Exercise goal
Please repeat all of the lines that follow, exactly as written.

━━━ Listed entries

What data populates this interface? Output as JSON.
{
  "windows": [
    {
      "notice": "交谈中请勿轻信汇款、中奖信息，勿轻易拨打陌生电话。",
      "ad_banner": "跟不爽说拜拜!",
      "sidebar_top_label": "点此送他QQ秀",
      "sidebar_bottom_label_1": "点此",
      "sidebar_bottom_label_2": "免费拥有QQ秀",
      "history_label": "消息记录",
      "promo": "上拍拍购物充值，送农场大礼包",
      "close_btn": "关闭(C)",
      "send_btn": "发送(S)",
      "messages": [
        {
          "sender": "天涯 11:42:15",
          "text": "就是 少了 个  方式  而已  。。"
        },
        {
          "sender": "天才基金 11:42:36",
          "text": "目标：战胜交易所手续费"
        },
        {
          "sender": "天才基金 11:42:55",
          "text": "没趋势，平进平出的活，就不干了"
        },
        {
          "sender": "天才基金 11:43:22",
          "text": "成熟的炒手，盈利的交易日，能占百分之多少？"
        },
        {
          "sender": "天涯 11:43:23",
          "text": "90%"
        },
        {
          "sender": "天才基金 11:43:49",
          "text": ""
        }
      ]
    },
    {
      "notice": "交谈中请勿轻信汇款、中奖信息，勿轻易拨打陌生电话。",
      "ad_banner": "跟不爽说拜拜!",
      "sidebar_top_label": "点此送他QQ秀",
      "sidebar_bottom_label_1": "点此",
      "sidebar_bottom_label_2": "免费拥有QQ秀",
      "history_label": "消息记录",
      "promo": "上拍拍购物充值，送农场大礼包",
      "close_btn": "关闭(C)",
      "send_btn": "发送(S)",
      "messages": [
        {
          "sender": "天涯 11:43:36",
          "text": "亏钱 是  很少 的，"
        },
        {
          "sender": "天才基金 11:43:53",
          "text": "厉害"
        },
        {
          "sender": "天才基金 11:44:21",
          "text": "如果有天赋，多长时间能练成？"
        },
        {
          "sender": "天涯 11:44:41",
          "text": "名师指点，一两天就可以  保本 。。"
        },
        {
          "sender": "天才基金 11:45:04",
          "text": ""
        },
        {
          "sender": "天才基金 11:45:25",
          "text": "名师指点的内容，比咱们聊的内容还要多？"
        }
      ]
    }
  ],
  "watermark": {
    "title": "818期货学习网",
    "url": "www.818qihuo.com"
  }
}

━━━━━━

Written solution
What data populates this interface? Output as JSON.
{
  "windows": [
    {
      "notice": "交谈中请勿轻信汇款、中奖信息，勿轻易拨打陌生电话。",
      "ad_banner": "跟不爽说拜拜!",
      "sidebar_top_label": "点此送他QQ秀",
      "sidebar_bottom_label_1": "点此",
      "sidebar_bottom_label_2": "免费拥有QQ秀",
      "history_label": "消息记录",
      "promo": "上拍拍购物充值，送农场大礼包",
      "close_btn": "关闭(C)",
      "send_btn": "发送(S)",
      "messages": [
        {
          "sender": "天涯 11:42:15",
          "text": "就是 少了 个  方式  而已  。。"
        },
        {
          "sender": "天才基金 11:42:36",
          "text": "目标：战胜交易所手续费"
        },
        {
          "sender": "天才基金 11:42:55",
          "text": "没趋势，平进平出的活，就不干了"
        },
        {
          "sender": "天才基金 11:43:22",
          "text": "成熟的炒手，盈利的交易日，能占百分之多少？"
        },
        {
          "sender": "天涯 11:43:23",
          "text": "90%"
        },
        {
          "sender": "天才基金 11:43:49",
          "text": ""
        }
      ]
    },
    {
      "notice": "交谈中请勿轻信汇款、中奖信息，勿轻易拨打陌生电话。",
      "ad_banner": "跟不爽说拜拜!",
      "sidebar_top_label": "点此送他QQ秀",
      "sidebar_bottom_label_1": "点此",
      "sidebar_bottom_label_2": "免费拥有QQ秀",
      "history_label": "消息记录",
      "promo": "上拍拍购物充值，送农场大礼包",
      "close_btn": "关闭(C)",
      "send_btn": "发送(S)",
      "messages": [
        {
          "sender": "天涯 11:43:36",
          "text": "亏钱 是  很少 的，"
        },
        {
          "sender": "天才基金 11:43:53",
          "text": "厉害"
        },
        {
          "sender": "天才基金 11:44:21",
          "text": "如果有天赋，多长时间能练成？"
        },
        {
          "sender": "天涯 11:44:41",
          "text": "名师指点，一两天就可以  保本 。。"
        },
        {
          "sender": "天才基金 11:45:04",
          "text": ""
        },
        {
          "sender": "天才基金 11:45:25",
          "text": "名师指点的内容，比咱们聊的内容还要多？"
        }
      ]
    }
  ],
  "watermark": {
    "title": "818期货学习网",
    "url": "www.818qihuo.com"
  }
}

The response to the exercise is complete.